* _Directions_
Copy each line that has the string "screenshot" somewhere in it.

═══ Given entries

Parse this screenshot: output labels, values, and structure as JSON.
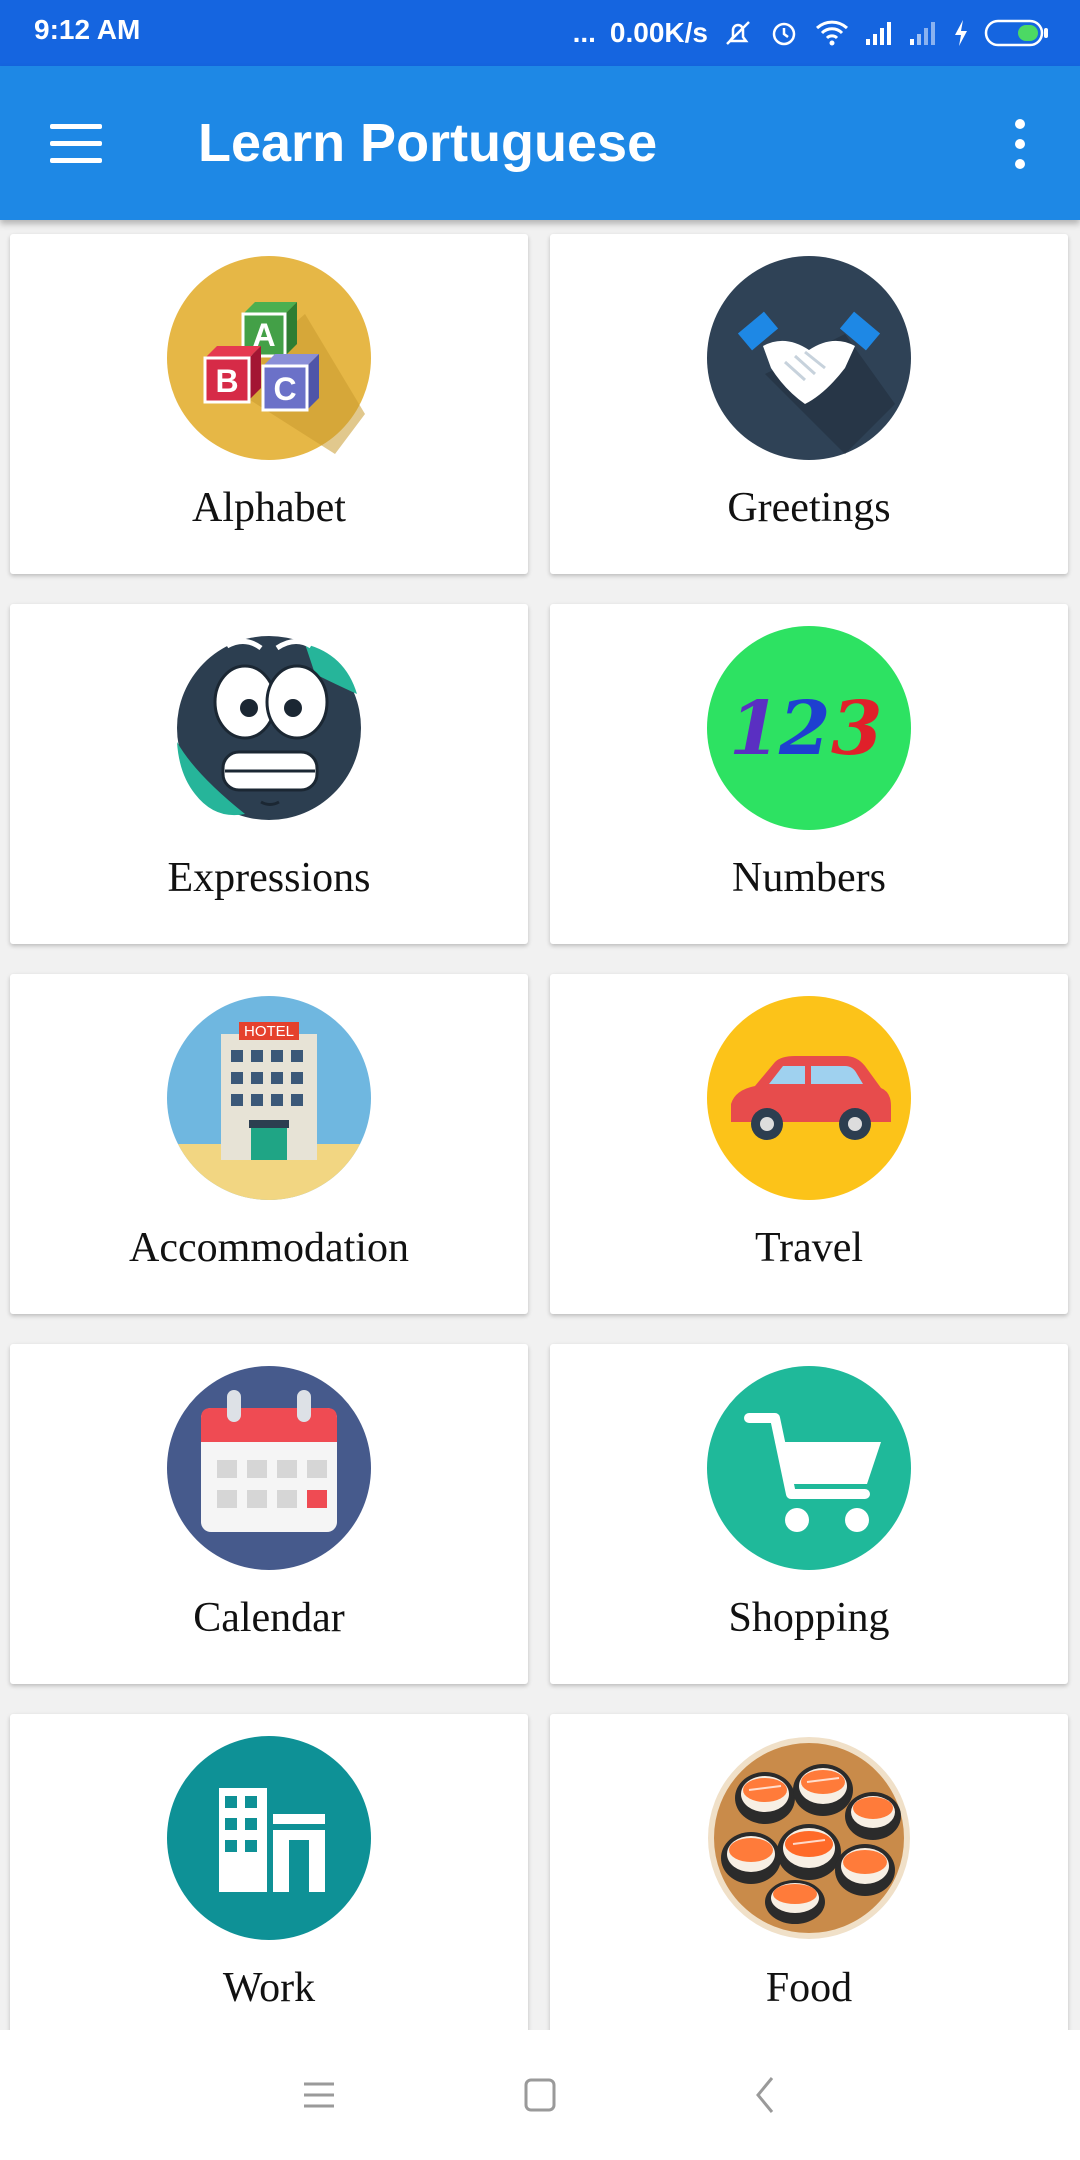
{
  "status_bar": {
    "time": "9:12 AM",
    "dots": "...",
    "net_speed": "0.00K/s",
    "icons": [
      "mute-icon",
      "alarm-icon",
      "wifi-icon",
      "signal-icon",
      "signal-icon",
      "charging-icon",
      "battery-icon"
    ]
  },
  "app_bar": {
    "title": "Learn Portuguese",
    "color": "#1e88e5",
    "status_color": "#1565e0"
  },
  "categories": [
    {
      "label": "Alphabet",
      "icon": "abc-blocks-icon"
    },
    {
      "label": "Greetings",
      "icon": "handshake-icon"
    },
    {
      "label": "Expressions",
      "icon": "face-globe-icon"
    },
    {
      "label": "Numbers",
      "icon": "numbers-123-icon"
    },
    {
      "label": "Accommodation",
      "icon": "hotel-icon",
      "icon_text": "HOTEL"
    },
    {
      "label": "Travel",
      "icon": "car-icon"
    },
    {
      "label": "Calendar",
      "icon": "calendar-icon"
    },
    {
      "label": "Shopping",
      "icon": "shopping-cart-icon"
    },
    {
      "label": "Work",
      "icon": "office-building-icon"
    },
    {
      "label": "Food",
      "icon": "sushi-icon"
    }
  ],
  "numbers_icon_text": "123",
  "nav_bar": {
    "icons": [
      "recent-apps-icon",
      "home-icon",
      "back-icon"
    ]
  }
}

══════
═══ Given entries

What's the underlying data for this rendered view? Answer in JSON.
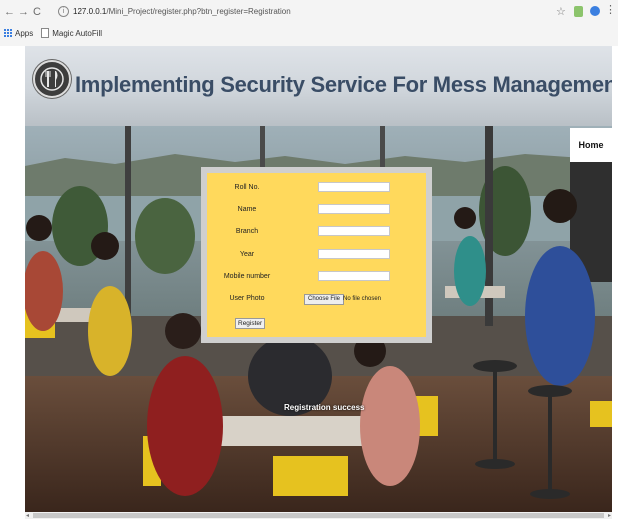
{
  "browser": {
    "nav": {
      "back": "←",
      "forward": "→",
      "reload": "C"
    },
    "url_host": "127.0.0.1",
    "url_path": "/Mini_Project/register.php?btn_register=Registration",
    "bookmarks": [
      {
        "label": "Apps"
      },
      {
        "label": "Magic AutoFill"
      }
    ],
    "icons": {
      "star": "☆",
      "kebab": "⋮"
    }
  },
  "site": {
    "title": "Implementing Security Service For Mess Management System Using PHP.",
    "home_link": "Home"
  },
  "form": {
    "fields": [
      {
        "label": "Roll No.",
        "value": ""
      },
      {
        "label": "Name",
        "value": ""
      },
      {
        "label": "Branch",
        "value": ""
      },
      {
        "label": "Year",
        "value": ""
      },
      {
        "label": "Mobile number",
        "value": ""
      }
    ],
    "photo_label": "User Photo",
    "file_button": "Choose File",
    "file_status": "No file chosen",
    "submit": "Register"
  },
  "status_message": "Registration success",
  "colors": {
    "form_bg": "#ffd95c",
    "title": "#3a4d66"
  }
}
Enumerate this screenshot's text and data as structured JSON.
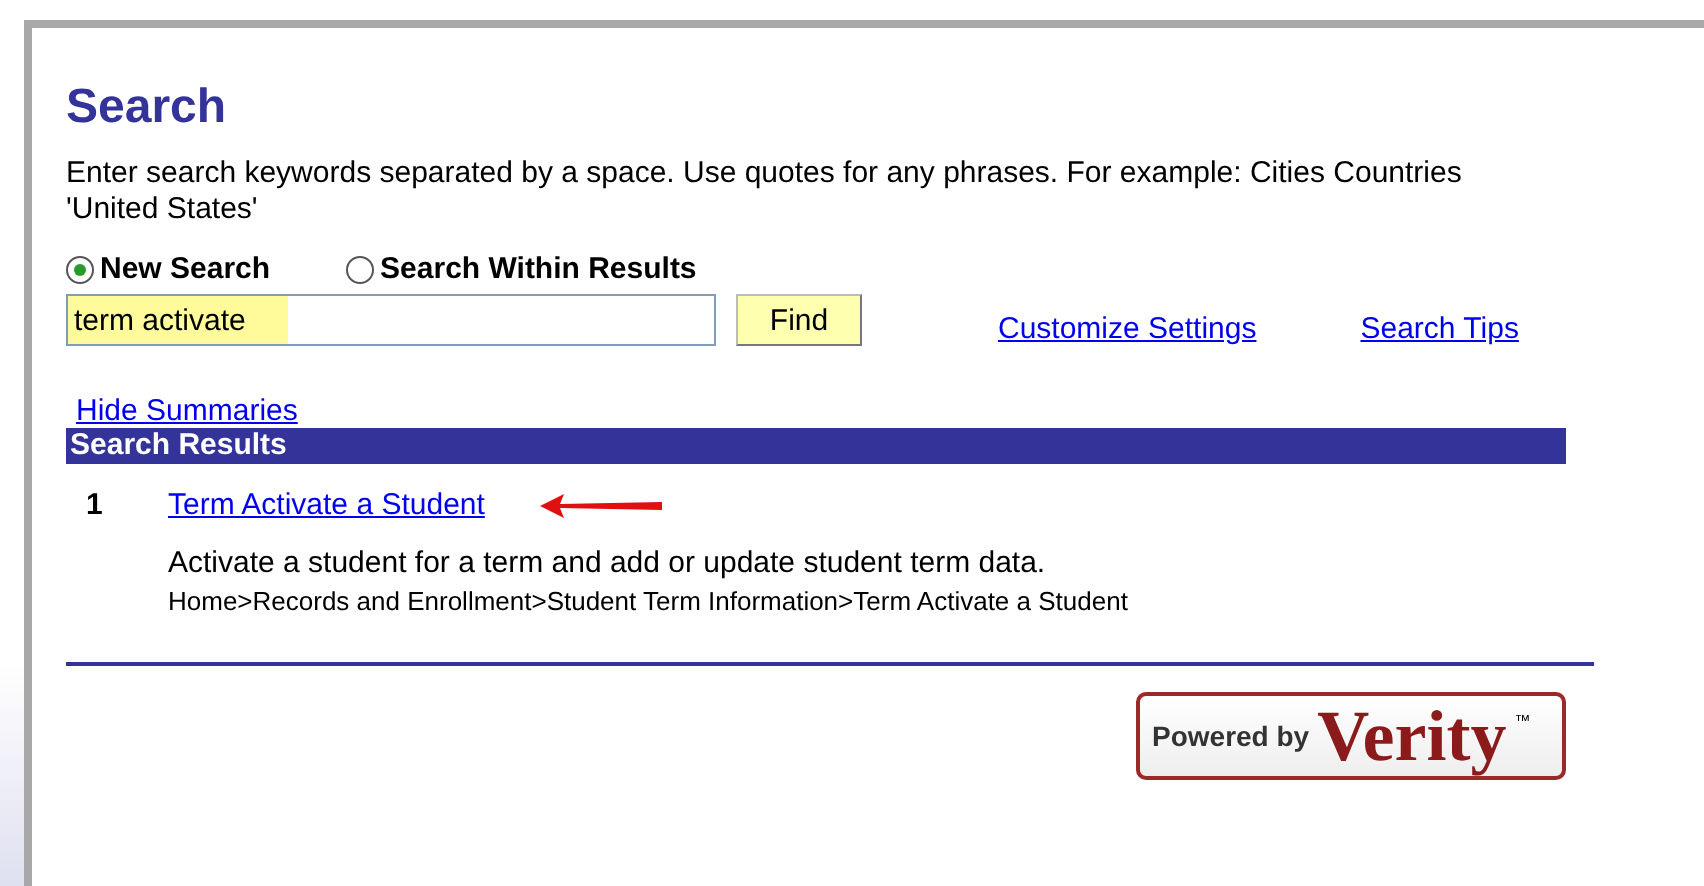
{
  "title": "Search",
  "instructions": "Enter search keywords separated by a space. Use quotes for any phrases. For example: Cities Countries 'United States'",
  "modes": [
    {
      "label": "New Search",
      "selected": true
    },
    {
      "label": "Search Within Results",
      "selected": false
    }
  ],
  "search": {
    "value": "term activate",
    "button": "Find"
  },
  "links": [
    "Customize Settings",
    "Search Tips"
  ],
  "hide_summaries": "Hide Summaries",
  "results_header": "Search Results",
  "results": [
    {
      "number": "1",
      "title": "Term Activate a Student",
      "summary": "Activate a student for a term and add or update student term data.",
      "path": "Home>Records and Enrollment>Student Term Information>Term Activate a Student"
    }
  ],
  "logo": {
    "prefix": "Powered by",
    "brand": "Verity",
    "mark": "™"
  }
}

══════
═══ Given entries

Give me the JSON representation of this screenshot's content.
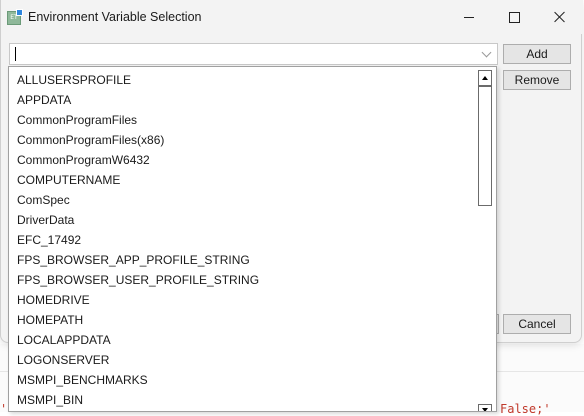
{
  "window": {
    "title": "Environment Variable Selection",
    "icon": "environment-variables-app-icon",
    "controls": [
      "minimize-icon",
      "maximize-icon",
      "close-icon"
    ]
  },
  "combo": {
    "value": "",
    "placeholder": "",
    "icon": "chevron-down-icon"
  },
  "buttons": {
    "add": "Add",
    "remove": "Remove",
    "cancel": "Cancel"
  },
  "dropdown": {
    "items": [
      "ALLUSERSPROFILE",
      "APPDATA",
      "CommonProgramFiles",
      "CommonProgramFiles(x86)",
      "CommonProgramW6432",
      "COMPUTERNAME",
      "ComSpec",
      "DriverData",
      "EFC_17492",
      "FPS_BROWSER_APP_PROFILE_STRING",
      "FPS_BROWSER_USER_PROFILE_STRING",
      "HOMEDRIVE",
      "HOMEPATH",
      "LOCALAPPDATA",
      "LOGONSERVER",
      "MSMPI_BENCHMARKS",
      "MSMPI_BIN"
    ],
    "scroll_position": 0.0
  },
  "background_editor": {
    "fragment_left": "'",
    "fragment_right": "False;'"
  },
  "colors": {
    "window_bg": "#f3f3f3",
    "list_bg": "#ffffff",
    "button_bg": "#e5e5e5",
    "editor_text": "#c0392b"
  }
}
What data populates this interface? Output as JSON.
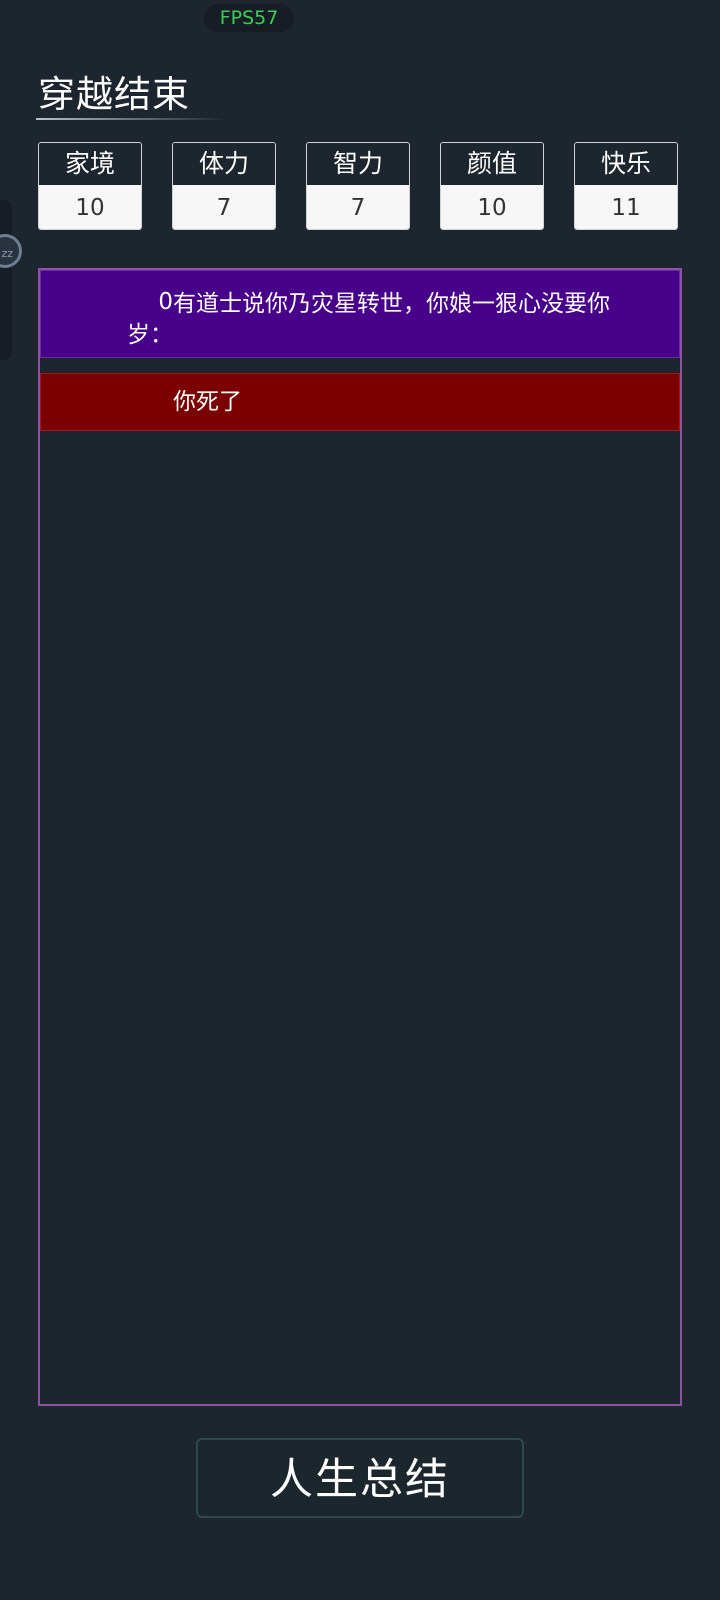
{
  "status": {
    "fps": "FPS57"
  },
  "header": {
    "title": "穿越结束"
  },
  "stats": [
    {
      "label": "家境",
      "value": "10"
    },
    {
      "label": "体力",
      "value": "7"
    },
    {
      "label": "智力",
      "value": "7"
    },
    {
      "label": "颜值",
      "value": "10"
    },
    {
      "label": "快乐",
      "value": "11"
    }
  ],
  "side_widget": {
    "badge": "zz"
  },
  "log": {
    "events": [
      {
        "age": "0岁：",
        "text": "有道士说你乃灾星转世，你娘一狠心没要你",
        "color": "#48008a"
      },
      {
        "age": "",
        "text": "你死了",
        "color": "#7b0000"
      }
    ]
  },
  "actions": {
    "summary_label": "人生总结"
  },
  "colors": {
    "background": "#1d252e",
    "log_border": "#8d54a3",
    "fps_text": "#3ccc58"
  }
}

══════

* _Output for this task_
Parse this screenshot: output labels, values, and structure as JSON.
Enumerate this screenshot's text and data as structured JSON.
Give me the JSON representation of this screenshot's content.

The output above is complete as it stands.